• What is expected: The entries below are to be repeated exactly as they stand.

• Provided data:
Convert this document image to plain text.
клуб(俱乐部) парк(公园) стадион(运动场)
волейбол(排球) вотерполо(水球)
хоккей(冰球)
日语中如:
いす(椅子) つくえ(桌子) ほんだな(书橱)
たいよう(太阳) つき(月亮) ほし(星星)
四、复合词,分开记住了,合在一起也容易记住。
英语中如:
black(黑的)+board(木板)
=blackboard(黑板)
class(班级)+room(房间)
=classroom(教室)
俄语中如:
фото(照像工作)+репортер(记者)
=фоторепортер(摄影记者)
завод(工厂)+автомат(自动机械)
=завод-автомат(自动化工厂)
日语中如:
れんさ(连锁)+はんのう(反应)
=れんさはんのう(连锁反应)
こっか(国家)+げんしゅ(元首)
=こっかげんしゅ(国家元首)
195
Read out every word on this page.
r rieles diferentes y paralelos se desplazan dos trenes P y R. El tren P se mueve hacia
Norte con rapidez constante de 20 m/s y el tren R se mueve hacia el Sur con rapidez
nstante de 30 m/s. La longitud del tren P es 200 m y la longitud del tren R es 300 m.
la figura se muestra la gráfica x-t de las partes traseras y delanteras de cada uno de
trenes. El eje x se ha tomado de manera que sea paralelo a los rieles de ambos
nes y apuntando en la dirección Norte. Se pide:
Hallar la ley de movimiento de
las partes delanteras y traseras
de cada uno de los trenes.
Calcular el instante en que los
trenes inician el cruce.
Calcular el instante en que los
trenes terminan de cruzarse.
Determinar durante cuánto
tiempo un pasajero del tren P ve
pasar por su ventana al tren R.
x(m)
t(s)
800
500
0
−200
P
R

• Answer:
Convert this document image to plain text.
клуб(俱乐部) парк(公园) стадион(运动场)
волейбол(排球) вотерполо(水球)
хоккей(冰球)
日语中如:
いす(椅子) つくえ(桌子) ほんだな(书橱)
たいよう(太阳) つき(月亮) ほし(星星)
四、复合词,分开记住了,合在一起也容易记住。
英语中如:
black(黑的)+board(木板)
=blackboard(黑板)
class(班级)+room(房间)
=classroom(教室)
俄语中如:
фото(照像工作)+репортер(记者)
=фоторепортер(摄影记者)
завод(工厂)+автомат(自动机械)
=завод-автомат(自动化工厂)
日语中如:
れんさ(连锁)+はんのう(反应)
=れんさはんのう(连锁反应)
こっか(国家)+げんしゅ(元首)
=こっかげんしゅ(国家元首)
195
Read out every word on this page.
r rieles diferentes y paralelos se desplazan dos trenes P y R. El tren P se mueve hacia
Norte con rapidez constante de 20 m/s y el tren R se mueve hacia el Sur con rapidez
nstante de 30 m/s. La longitud del tren P es 200 m y la longitud del tren R es 300 m.
la figura se muestra la gráfica x-t de las partes traseras y delanteras de cada uno de
trenes. El eje x se ha tomado de manera que sea paralelo a los rieles de ambos
nes y apuntando en la dirección Norte. Se pide:
Hallar la ley de movimiento de
las partes delanteras y traseras
de cada uno de los trenes.
Calcular el instante en que los
trenes inician el cruce.
Calcular el instante en que los
trenes terminan de cruzarse.
Determinar durante cuánto
tiempo un pasajero del tren P ve
pasar por su ventana al tren R.
x(m)
t(s)
800
500
0
−200
P
R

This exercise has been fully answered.